What you need to do = Could you transcribe every record below exactly as written, leaving out any pictures?

———

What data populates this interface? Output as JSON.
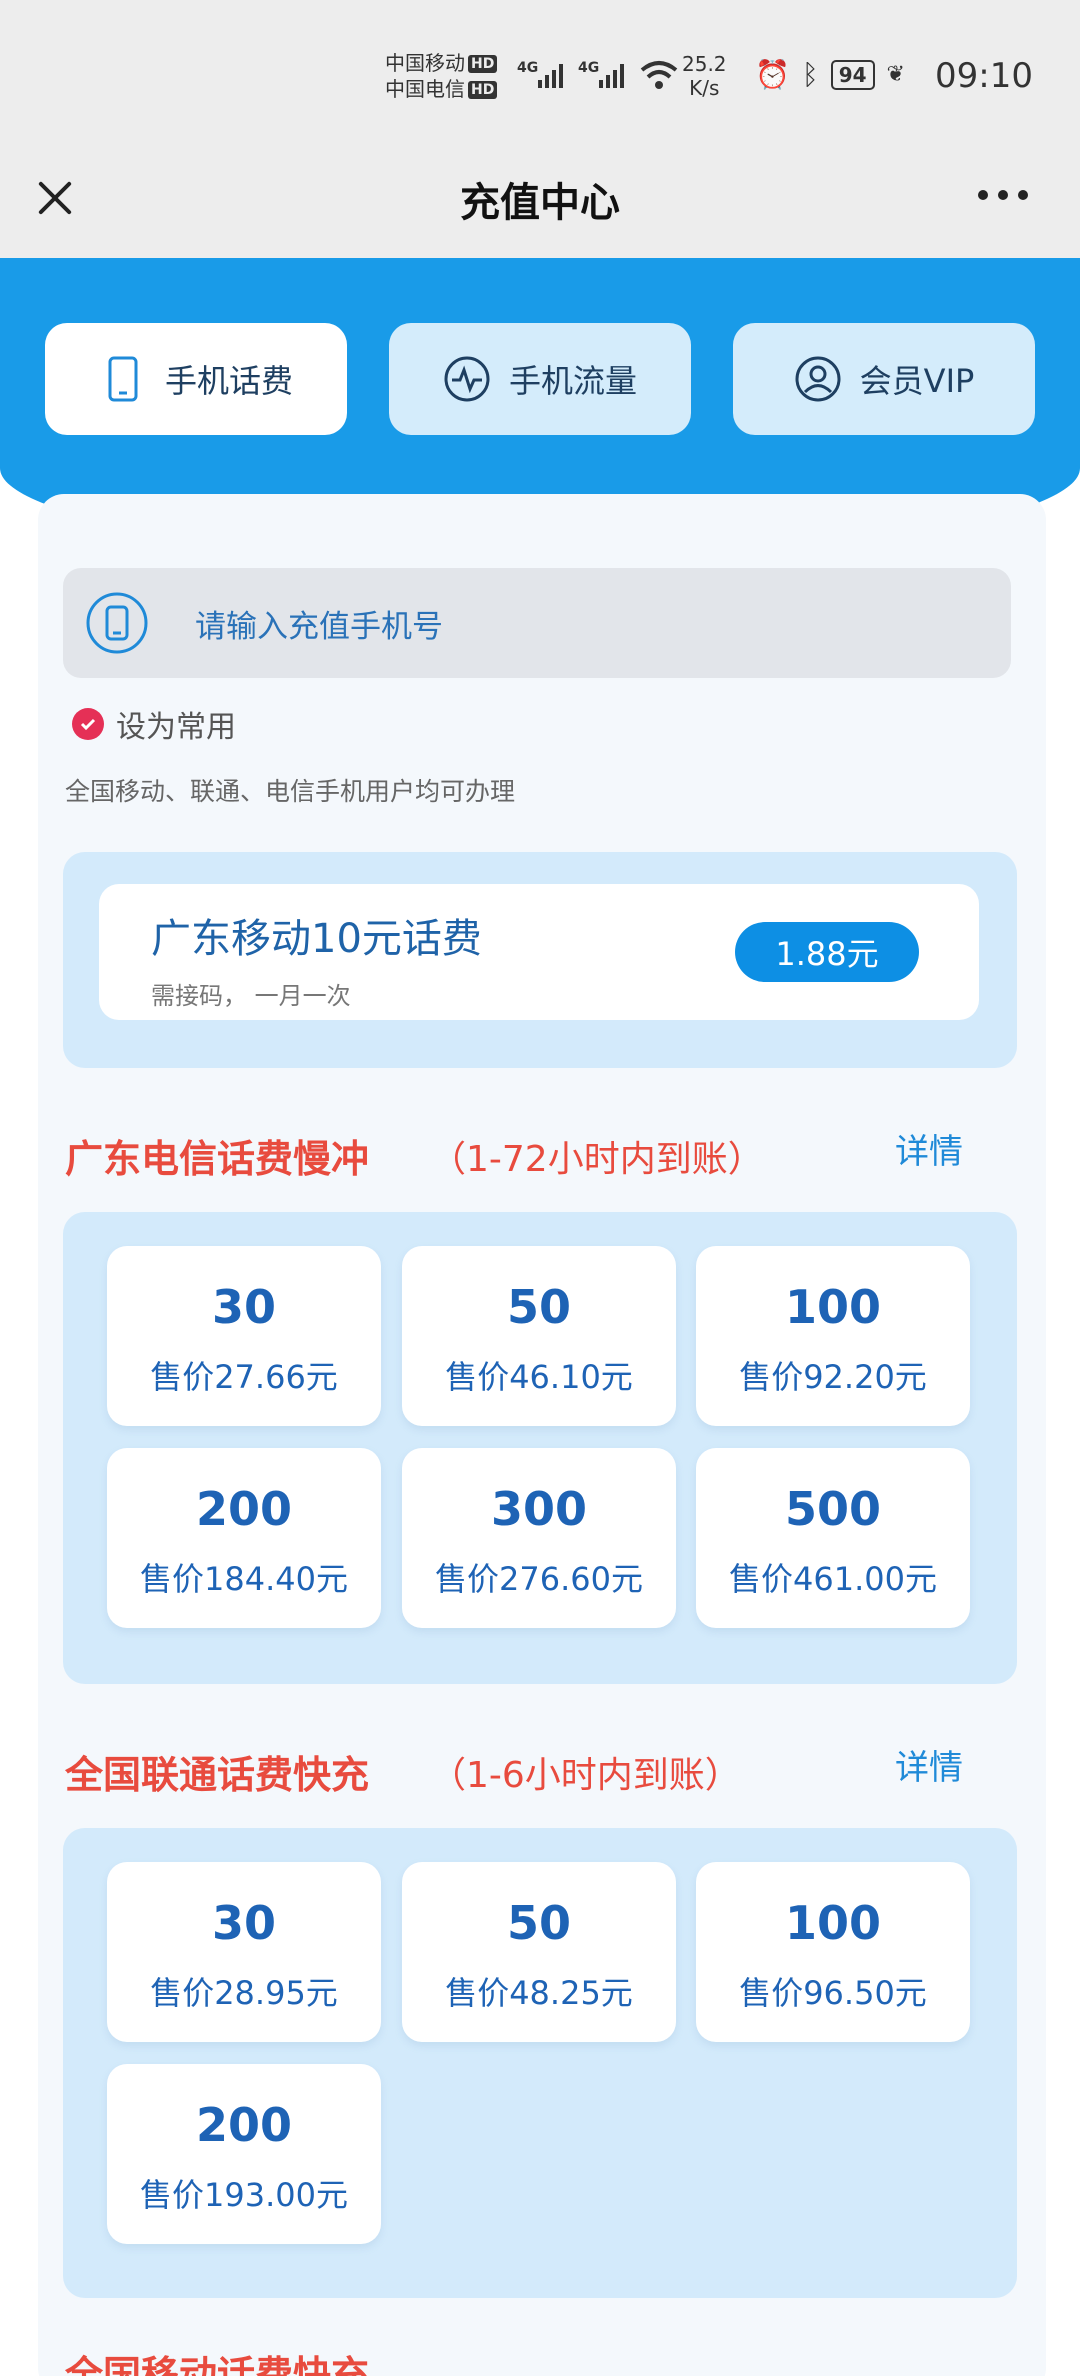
{
  "status_bar": {
    "carrier_1": "中国移动",
    "carrier_2": "中国电信",
    "hd": "HD",
    "net_1": "4G",
    "net_2": "4G",
    "speed_value": "25.2",
    "speed_unit": "K/s",
    "battery": "94",
    "time": "09:10"
  },
  "title_bar": {
    "title": "充值中心"
  },
  "tabs": [
    {
      "label": "手机话费",
      "icon": "phone-icon",
      "active": true
    },
    {
      "label": "手机流量",
      "icon": "pulse-icon",
      "active": false
    },
    {
      "label": "会员VIP",
      "icon": "user-icon",
      "active": false
    }
  ],
  "phone_input": {
    "placeholder": "请输入充值手机号"
  },
  "set_common": {
    "label": "设为常用",
    "checked": true
  },
  "note": "全国移动、联通、电信手机用户均可办理",
  "promo": {
    "title": "广东移动10元话费",
    "subtitle": "需接码， 一月一次",
    "price": "1.88元"
  },
  "sections": [
    {
      "title": "广东电信话费慢冲",
      "subtitle": "（1-72小时内到账）",
      "detail": "详情",
      "items": [
        {
          "amount": "30",
          "price": "售价27.66元"
        },
        {
          "amount": "50",
          "price": "售价46.10元"
        },
        {
          "amount": "100",
          "price": "售价92.20元"
        },
        {
          "amount": "200",
          "price": "售价184.40元"
        },
        {
          "amount": "300",
          "price": "售价276.60元"
        },
        {
          "amount": "500",
          "price": "售价461.00元"
        }
      ]
    },
    {
      "title": "全国联通话费快充",
      "subtitle": "（1-6小时内到账）",
      "detail": "详情",
      "items": [
        {
          "amount": "30",
          "price": "售价28.95元"
        },
        {
          "amount": "50",
          "price": "售价48.25元"
        },
        {
          "amount": "100",
          "price": "售价96.50元"
        },
        {
          "amount": "200",
          "price": "售价193.00元"
        }
      ]
    }
  ],
  "next_section": {
    "title": "全国移动话费快充"
  },
  "colors": {
    "header_blue": "#199be8",
    "section_title": "#e84b3e",
    "tile_text": "#1e63b5",
    "price_pill": "#0d8fe4",
    "check_red": "#e53056"
  }
}
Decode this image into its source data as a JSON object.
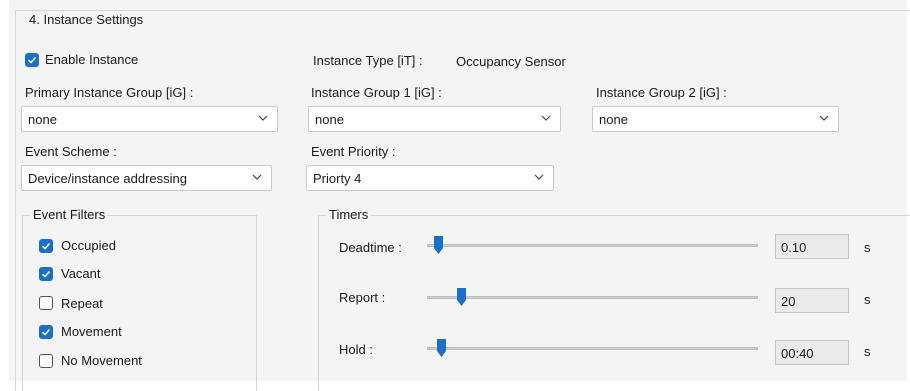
{
  "section": {
    "title": "4. Instance Settings"
  },
  "enable_instance": {
    "label": "Enable Instance",
    "checked": true
  },
  "instance_type": {
    "label": "Instance Type [iT] :",
    "value": "Occupancy Sensor"
  },
  "primary_group": {
    "label": "Primary Instance Group [iG] :",
    "value": "none"
  },
  "group1": {
    "label": "Instance Group 1 [iG] :",
    "value": "none"
  },
  "group2": {
    "label": "Instance Group 2 [iG] :",
    "value": "none"
  },
  "event_scheme": {
    "label": "Event Scheme :",
    "value": "Device/instance addressing"
  },
  "event_priority": {
    "label": "Event Priority :",
    "value": "Priorty 4"
  },
  "event_filters": {
    "title": "Event Filters",
    "items": [
      {
        "label": "Occupied",
        "checked": true
      },
      {
        "label": "Vacant",
        "checked": true
      },
      {
        "label": "Repeat",
        "checked": false
      },
      {
        "label": "Movement",
        "checked": true
      },
      {
        "label": "No Movement",
        "checked": false
      }
    ]
  },
  "timers": {
    "title": "Timers",
    "unit": "s",
    "rows": [
      {
        "label": "Deadtime :",
        "value": "0.10",
        "slider_level": 0.02
      },
      {
        "label": "Report :",
        "value": "20",
        "slider_level": 0.09
      },
      {
        "label": "Hold :",
        "value": "00:40",
        "slider_level": 0.03
      }
    ]
  },
  "colors": {
    "accent": "#1a6fc9",
    "panel": "#f4f4f4"
  }
}
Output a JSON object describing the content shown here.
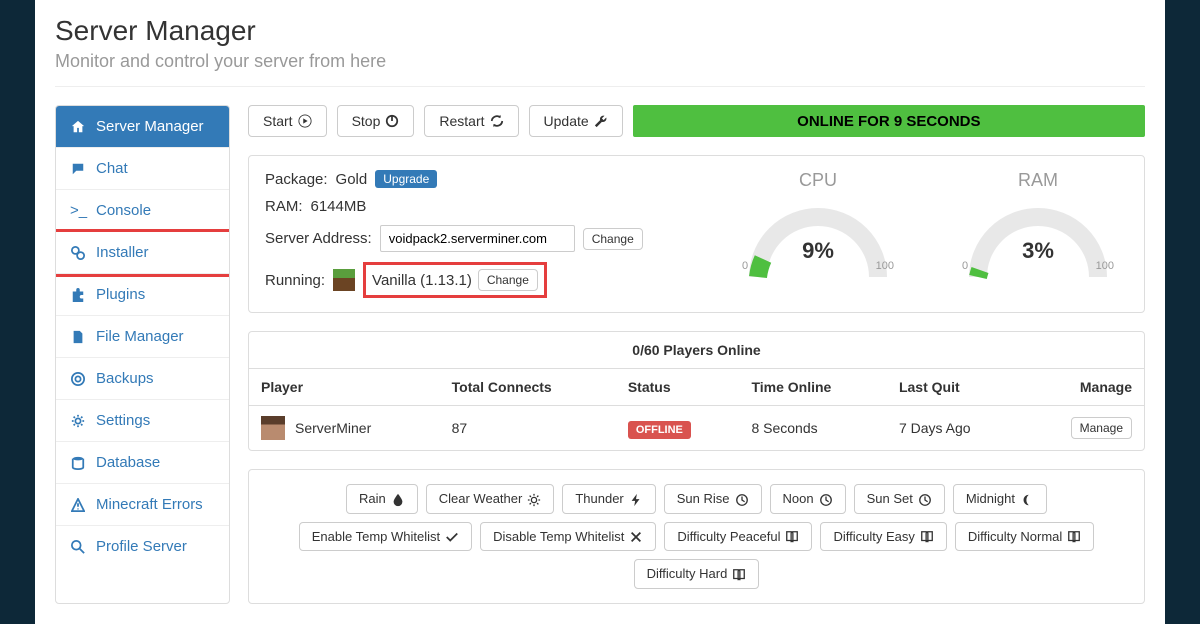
{
  "header": {
    "title": "Server Manager",
    "subtitle": "Monitor and control your server from here"
  },
  "sidebar": {
    "items": [
      {
        "label": "Server Manager",
        "icon": "home"
      },
      {
        "label": "Chat",
        "icon": "chat"
      },
      {
        "label": "Console",
        "icon": "terminal"
      },
      {
        "label": "Installer",
        "icon": "gears"
      },
      {
        "label": "Plugins",
        "icon": "puzzle"
      },
      {
        "label": "File Manager",
        "icon": "file"
      },
      {
        "label": "Backups",
        "icon": "life-ring"
      },
      {
        "label": "Settings",
        "icon": "cog"
      },
      {
        "label": "Database",
        "icon": "db"
      },
      {
        "label": "Minecraft Errors",
        "icon": "warn"
      },
      {
        "label": "Profile Server",
        "icon": "search"
      }
    ]
  },
  "toolbar": {
    "start": "Start",
    "stop": "Stop",
    "restart": "Restart",
    "update": "Update",
    "status": "ONLINE FOR 9 SECONDS"
  },
  "info": {
    "package_label": "Package:",
    "package_value": "Gold",
    "upgrade": "Upgrade",
    "ram_label": "RAM:",
    "ram_value": "6144MB",
    "addr_label": "Server Address:",
    "addr_value": "voidpack2.serverminer.com",
    "change": "Change",
    "running_label": "Running:",
    "running_value": "Vanilla (1.13.1)"
  },
  "gauges": {
    "cpu": {
      "title": "CPU",
      "value": "9%",
      "pct": 9,
      "min": "0",
      "max": "100"
    },
    "ram": {
      "title": "RAM",
      "value": "3%",
      "pct": 3,
      "min": "0",
      "max": "100"
    }
  },
  "players": {
    "header": "0/60 Players Online",
    "columns": {
      "player": "Player",
      "connects": "Total Connects",
      "status": "Status",
      "time": "Time Online",
      "quit": "Last Quit",
      "manage": "Manage"
    },
    "rows": [
      {
        "name": "ServerMiner",
        "connects": "87",
        "status": "OFFLINE",
        "time": "8 Seconds",
        "quit": "7 Days Ago",
        "manage": "Manage"
      }
    ]
  },
  "actions": [
    "Rain",
    "Clear Weather",
    "Thunder",
    "Sun Rise",
    "Noon",
    "Sun Set",
    "Midnight",
    "Enable Temp Whitelist",
    "Disable Temp Whitelist",
    "Difficulty Peaceful",
    "Difficulty Easy",
    "Difficulty Normal",
    "Difficulty Hard"
  ],
  "action_icons": [
    "drop",
    "sun",
    "bolt",
    "clock",
    "clock",
    "clock",
    "moon",
    "check",
    "x",
    "book",
    "book",
    "book",
    "book"
  ]
}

———

Result of this task =
What data populates this interface? Output as JSON.
{
  "status_bar": {
    "carrier_1": "中国移动",
    "carrier_2": "中国电信",
    "hd": "HD",
    "net_1": "4G",
    "net_2": "4G",
    "speed_value": "25.2",
    "speed_unit": "K/s",
    "battery": "94",
    "time": "09:10"
  },
  "title_bar": {
    "title": "充值中心"
  },
  "tabs": [
    {
      "label": "手机话费",
      "icon": "phone-icon",
      "active": true
    },
    {
      "label": "手机流量",
      "icon": "pulse-icon",
      "active": false
    },
    {
      "label": "会员VIP",
      "icon": "user-icon",
      "active": false
    }
  ],
  "phone_input": {
    "placeholder": "请输入充值手机号"
  },
  "set_common": {
    "label": "设为常用",
    "checked": true
  },
  "note": "全国移动、联通、电信手机用户均可办理",
  "promo": {
    "title": "广东移动10元话费",
    "subtitle": "需接码， 一月一次",
    "price": "1.88元"
  },
  "sections": [
    {
      "title": "广东电信话费慢冲",
      "subtitle": "（1-72小时内到账）",
      "detail": "详情",
      "items": [
        {
          "amount": "30",
          "price": "售价27.66元"
        },
        {
          "amount": "50",
          "price": "售价46.10元"
        },
        {
          "amount": "100",
          "price": "售价92.20元"
        },
        {
          "amount": "200",
          "price": "售价184.40元"
        },
        {
          "amount": "300",
          "price": "售价276.60元"
        },
        {
          "amount": "500",
          "price": "售价461.00元"
        }
      ]
    },
    {
      "title": "全国联通话费快充",
      "subtitle": "（1-6小时内到账）",
      "detail": "详情",
      "items": [
        {
          "amount": "30",
          "price": "售价28.95元"
        },
        {
          "amount": "50",
          "price": "售价48.25元"
        },
        {
          "amount": "100",
          "price": "售价96.50元"
        },
        {
          "amount": "200",
          "price": "售价193.00元"
        }
      ]
    }
  ],
  "next_section": {
    "title": "全国移动话费快充"
  },
  "colors": {
    "header_blue": "#199be8",
    "section_title": "#e84b3e",
    "tile_text": "#1e63b5",
    "price_pill": "#0d8fe4",
    "check_red": "#e53056"
  }
}
Decode this image into its source data as a JSON object.
{
  "section": {
    "title": "4. Instance Settings"
  },
  "enable_instance": {
    "label": "Enable Instance",
    "checked": true
  },
  "instance_type": {
    "label": "Instance Type [iT] :",
    "value": "Occupancy Sensor"
  },
  "primary_group": {
    "label": "Primary Instance Group [iG] :",
    "value": "none"
  },
  "group1": {
    "label": "Instance Group 1 [iG] :",
    "value": "none"
  },
  "group2": {
    "label": "Instance Group 2 [iG] :",
    "value": "none"
  },
  "event_scheme": {
    "label": "Event Scheme :",
    "value": "Device/instance addressing"
  },
  "event_priority": {
    "label": "Event Priority :",
    "value": "Priorty 4"
  },
  "event_filters": {
    "title": "Event Filters",
    "items": [
      {
        "label": "Occupied",
        "checked": true
      },
      {
        "label": "Vacant",
        "checked": true
      },
      {
        "label": "Repeat",
        "checked": false
      },
      {
        "label": "Movement",
        "checked": true
      },
      {
        "label": "No Movement",
        "checked": false
      }
    ]
  },
  "timers": {
    "title": "Timers",
    "unit": "s",
    "rows": [
      {
        "label": "Deadtime :",
        "value": "0.10",
        "slider_level": 0.02
      },
      {
        "label": "Report :",
        "value": "20",
        "slider_level": 0.09
      },
      {
        "label": "Hold :",
        "value": "00:40",
        "slider_level": 0.03
      }
    ]
  },
  "colors": {
    "accent": "#1a6fc9",
    "panel": "#f4f4f4"
  }
}
Output a JSON object describing the content shown here.
{
  "header": {
    "title": "Server Manager",
    "subtitle": "Monitor and control your server from here"
  },
  "sidebar": {
    "items": [
      {
        "label": "Server Manager",
        "icon": "home"
      },
      {
        "label": "Chat",
        "icon": "chat"
      },
      {
        "label": "Console",
        "icon": "terminal"
      },
      {
        "label": "Installer",
        "icon": "gears"
      },
      {
        "label": "Plugins",
        "icon": "puzzle"
      },
      {
        "label": "File Manager",
        "icon": "file"
      },
      {
        "label": "Backups",
        "icon": "life-ring"
      },
      {
        "label": "Settings",
        "icon": "cog"
      },
      {
        "label": "Database",
        "icon": "db"
      },
      {
        "label": "Minecraft Errors",
        "icon": "warn"
      },
      {
        "label": "Profile Server",
        "icon": "search"
      }
    ]
  },
  "toolbar": {
    "start": "Start",
    "stop": "Stop",
    "restart": "Restart",
    "update": "Update",
    "status": "ONLINE FOR 9 SECONDS"
  },
  "info": {
    "package_label": "Package:",
    "package_value": "Gold",
    "upgrade": "Upgrade",
    "ram_label": "RAM:",
    "ram_value": "6144MB",
    "addr_label": "Server Address:",
    "addr_value": "voidpack2.serverminer.com",
    "change": "Change",
    "running_label": "Running:",
    "running_value": "Vanilla (1.13.1)"
  },
  "gauges": {
    "cpu": {
      "title": "CPU",
      "value": "9%",
      "pct": 9,
      "min": "0",
      "max": "100"
    },
    "ram": {
      "title": "RAM",
      "value": "3%",
      "pct": 3,
      "min": "0",
      "max": "100"
    }
  },
  "players": {
    "header": "0/60 Players Online",
    "columns": {
      "player": "Player",
      "connects": "Total Connects",
      "status": "Status",
      "time": "Time Online",
      "quit": "Last Quit",
      "manage": "Manage"
    },
    "rows": [
      {
        "name": "ServerMiner",
        "connects": "87",
        "status": "OFFLINE",
        "time": "8 Seconds",
        "quit": "7 Days Ago",
        "manage": "Manage"
      }
    ]
  },
  "actions": [
    "Rain",
    "Clear Weather",
    "Thunder",
    "Sun Rise",
    "Noon",
    "Sun Set",
    "Midnight",
    "Enable Temp Whitelist",
    "Disable Temp Whitelist",
    "Difficulty Peaceful",
    "Difficulty Easy",
    "Difficulty Normal",
    "Difficulty Hard"
  ],
  "action_icons": [
    "drop",
    "sun",
    "bolt",
    "clock",
    "clock",
    "clock",
    "moon",
    "check",
    "x",
    "book",
    "book",
    "book",
    "book"
  ]
}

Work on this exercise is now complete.